### SET TASK
Output only the count of lines that contain "structured".

[START OF LISTED ENTRIES]

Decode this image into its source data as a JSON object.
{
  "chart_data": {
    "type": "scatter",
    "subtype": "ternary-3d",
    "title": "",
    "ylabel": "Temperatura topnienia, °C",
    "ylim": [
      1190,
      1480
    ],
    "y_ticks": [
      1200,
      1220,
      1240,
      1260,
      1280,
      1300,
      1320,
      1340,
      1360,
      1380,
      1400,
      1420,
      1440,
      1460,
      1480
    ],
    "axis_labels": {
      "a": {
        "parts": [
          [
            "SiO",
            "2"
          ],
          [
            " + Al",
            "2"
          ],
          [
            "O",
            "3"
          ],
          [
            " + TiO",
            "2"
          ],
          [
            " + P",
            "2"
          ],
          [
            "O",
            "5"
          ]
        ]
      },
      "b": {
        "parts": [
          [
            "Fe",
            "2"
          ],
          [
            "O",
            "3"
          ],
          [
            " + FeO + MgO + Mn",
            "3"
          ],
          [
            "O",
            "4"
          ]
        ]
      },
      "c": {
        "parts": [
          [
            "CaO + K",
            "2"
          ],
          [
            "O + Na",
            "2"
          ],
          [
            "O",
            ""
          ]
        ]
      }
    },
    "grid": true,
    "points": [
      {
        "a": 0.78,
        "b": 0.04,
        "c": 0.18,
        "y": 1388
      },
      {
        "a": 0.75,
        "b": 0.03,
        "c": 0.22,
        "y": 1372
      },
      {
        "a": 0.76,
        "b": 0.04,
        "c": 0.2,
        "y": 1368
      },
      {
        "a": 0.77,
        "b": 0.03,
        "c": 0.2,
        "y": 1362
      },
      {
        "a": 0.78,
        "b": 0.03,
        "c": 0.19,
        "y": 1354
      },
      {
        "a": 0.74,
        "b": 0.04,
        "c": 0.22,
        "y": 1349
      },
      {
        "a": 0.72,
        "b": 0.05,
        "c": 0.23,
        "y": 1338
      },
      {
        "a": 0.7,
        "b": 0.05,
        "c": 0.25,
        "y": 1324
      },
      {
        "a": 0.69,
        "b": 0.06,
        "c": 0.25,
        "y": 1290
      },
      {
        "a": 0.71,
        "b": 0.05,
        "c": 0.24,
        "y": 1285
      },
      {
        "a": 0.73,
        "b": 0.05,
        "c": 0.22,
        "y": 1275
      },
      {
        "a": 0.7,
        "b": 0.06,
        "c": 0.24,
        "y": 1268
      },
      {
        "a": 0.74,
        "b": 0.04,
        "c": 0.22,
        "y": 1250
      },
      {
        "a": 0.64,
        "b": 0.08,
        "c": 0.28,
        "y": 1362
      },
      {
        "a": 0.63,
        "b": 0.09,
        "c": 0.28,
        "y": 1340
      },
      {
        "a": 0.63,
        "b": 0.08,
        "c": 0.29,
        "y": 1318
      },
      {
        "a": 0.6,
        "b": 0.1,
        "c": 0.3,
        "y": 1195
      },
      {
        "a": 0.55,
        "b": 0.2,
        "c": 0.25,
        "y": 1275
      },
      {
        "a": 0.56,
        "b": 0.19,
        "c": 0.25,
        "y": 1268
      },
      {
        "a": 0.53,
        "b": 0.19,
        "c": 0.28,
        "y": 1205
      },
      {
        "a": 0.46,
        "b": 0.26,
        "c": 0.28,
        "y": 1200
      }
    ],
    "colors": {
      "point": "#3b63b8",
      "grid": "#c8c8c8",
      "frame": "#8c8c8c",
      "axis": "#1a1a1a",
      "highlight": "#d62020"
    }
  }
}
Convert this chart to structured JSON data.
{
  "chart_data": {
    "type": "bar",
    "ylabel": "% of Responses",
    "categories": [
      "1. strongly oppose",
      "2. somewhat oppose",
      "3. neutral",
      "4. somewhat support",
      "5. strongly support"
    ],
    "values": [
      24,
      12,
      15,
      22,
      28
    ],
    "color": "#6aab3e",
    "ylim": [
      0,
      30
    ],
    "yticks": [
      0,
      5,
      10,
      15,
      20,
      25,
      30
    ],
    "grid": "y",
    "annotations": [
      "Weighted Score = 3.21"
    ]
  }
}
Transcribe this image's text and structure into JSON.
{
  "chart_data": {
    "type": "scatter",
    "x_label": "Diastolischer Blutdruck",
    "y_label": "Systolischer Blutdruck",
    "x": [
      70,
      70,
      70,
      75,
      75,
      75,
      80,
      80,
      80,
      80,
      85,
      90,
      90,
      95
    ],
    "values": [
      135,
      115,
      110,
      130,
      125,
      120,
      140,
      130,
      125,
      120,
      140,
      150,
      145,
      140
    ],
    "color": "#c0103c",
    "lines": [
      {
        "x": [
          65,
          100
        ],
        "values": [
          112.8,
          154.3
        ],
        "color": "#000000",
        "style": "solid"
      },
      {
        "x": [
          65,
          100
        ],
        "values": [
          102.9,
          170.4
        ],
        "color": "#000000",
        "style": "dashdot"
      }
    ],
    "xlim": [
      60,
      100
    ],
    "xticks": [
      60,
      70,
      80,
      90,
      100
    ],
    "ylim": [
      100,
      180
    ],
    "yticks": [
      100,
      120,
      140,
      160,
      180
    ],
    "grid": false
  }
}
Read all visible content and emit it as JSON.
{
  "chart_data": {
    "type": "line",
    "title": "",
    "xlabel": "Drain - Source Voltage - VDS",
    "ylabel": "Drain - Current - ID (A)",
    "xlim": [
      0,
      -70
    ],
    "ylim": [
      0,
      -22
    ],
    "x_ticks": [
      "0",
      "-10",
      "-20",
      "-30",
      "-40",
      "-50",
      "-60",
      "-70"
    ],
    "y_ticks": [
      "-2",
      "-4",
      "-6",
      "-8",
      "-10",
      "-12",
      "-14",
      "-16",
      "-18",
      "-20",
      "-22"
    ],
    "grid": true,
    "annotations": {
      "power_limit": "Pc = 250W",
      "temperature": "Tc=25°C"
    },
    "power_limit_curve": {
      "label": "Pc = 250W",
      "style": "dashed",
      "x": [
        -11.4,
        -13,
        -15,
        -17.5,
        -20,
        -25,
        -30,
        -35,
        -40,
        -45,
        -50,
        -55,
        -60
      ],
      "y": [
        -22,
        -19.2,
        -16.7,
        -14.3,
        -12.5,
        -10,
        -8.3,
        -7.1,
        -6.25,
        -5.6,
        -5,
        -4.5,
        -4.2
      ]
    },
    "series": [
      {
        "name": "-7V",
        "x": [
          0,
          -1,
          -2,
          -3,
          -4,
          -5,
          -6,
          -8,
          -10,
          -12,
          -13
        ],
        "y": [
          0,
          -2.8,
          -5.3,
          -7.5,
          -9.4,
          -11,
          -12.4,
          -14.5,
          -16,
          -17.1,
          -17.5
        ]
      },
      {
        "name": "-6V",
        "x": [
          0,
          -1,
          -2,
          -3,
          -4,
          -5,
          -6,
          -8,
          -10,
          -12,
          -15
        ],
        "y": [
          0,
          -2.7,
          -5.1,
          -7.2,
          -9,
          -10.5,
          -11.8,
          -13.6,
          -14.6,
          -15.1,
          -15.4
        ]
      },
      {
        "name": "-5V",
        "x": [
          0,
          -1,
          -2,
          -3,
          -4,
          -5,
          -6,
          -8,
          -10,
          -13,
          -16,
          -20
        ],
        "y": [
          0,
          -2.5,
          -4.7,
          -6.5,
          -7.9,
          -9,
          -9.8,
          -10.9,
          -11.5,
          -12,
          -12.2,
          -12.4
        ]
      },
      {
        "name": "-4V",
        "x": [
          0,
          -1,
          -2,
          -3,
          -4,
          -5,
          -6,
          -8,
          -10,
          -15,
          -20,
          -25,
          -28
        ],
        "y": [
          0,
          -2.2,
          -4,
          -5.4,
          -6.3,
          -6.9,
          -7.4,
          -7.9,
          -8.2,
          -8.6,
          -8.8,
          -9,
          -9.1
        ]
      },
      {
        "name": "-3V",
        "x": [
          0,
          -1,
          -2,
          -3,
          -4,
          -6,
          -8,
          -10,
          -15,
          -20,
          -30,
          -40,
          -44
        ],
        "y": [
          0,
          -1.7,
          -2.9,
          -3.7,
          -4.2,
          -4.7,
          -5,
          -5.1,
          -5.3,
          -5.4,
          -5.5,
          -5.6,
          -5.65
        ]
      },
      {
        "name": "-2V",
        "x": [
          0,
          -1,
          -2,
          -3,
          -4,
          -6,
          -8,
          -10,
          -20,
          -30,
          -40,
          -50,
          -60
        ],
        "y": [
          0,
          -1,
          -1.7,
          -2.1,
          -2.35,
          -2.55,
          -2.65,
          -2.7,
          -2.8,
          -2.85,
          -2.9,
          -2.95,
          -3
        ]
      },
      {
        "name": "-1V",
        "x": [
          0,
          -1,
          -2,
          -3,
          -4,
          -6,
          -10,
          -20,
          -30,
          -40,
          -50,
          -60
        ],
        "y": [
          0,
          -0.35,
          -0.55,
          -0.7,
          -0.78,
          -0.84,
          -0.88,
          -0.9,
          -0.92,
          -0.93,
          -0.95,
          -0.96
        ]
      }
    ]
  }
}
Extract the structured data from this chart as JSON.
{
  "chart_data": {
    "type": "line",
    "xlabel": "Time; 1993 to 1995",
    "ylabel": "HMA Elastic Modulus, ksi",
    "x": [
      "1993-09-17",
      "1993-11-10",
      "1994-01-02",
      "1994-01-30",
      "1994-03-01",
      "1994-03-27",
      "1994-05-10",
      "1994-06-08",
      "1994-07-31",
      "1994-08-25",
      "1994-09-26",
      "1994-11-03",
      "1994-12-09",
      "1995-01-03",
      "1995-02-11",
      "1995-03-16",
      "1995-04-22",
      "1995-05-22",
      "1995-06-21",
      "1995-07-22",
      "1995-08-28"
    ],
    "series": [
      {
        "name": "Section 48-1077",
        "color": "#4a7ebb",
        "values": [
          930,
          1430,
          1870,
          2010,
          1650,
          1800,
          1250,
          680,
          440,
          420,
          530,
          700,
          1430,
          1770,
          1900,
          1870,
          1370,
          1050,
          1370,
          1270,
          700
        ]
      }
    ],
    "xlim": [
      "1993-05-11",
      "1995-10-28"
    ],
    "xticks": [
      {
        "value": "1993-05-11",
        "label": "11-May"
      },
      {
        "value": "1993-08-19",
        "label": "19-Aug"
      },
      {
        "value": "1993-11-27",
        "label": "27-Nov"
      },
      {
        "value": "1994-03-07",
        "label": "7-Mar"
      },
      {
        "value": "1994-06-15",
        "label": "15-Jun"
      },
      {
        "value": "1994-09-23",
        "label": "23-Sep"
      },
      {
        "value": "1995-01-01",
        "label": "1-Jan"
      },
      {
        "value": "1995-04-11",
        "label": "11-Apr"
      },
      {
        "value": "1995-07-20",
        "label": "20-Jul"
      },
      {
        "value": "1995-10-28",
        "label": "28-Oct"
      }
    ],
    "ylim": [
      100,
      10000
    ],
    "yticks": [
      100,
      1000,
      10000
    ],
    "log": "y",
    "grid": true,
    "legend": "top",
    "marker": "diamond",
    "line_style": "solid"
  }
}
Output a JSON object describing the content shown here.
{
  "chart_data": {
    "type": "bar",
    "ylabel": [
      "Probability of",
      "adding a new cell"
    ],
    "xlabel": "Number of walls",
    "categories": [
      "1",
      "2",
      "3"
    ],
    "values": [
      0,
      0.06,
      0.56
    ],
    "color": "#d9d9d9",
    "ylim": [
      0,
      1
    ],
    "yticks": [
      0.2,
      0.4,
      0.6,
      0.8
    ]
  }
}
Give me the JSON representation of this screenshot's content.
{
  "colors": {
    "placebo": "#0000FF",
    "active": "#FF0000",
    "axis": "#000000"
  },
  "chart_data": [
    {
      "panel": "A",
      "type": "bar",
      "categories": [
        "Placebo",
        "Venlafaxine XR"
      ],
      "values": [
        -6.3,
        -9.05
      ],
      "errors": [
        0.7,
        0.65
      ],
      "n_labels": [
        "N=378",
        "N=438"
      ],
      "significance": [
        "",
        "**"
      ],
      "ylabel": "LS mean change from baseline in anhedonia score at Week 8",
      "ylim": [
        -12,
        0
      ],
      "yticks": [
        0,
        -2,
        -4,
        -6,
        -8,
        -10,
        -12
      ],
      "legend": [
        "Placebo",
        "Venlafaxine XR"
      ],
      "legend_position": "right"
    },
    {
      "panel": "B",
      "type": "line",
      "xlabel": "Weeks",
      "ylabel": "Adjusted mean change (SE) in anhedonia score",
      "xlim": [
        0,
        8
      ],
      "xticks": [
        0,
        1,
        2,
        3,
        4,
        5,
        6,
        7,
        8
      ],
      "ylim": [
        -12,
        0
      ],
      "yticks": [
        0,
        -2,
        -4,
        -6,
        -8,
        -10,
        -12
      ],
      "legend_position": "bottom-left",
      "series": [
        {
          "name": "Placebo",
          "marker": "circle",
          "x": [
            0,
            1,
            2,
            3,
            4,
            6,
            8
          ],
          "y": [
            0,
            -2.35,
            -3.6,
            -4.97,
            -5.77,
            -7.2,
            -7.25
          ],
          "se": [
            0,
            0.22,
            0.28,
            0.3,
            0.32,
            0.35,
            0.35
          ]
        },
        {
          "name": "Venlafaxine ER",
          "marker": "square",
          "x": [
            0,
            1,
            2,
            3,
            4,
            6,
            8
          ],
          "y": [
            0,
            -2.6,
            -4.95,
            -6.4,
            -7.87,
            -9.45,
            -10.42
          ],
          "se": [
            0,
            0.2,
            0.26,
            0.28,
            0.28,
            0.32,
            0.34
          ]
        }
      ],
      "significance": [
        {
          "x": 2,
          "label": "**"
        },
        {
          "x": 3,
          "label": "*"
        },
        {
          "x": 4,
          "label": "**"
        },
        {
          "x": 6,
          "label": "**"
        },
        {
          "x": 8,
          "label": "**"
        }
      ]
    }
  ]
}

[END OF LISTED ENTRIES]

### RIGHT ANSWER
2